**Written instruction:** Pick out all lines with the word "EDUCATION" from the records that follow.

•••

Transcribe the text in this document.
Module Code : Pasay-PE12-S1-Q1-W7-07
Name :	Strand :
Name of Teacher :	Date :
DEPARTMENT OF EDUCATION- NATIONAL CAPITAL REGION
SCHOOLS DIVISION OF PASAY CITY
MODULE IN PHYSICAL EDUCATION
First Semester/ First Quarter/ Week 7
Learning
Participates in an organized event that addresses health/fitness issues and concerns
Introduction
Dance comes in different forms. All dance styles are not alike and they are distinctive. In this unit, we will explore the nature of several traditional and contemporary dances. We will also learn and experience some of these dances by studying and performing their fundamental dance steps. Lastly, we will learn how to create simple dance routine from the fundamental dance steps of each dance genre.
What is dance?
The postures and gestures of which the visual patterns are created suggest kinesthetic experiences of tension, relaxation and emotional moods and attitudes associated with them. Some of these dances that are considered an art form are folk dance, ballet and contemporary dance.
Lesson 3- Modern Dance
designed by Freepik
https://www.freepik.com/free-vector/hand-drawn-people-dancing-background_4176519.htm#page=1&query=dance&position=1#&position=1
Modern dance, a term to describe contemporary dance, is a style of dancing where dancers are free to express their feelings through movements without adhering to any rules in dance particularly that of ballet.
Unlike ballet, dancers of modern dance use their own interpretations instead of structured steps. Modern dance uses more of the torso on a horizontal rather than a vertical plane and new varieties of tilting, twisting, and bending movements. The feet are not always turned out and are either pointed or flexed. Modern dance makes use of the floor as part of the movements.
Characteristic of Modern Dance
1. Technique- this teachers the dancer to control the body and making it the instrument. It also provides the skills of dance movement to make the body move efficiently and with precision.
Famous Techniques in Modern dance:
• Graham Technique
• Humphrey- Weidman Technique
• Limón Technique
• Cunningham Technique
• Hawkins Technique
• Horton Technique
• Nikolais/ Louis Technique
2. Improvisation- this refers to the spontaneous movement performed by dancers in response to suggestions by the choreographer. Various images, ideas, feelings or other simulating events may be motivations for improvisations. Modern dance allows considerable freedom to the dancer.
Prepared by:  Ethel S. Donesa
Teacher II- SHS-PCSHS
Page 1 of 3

•••

**Response for this exercise:**
DEPARTMENT OF EDUCATION- NATIONAL CAPITAL REGION
MODULE IN PHYSICAL EDUCATION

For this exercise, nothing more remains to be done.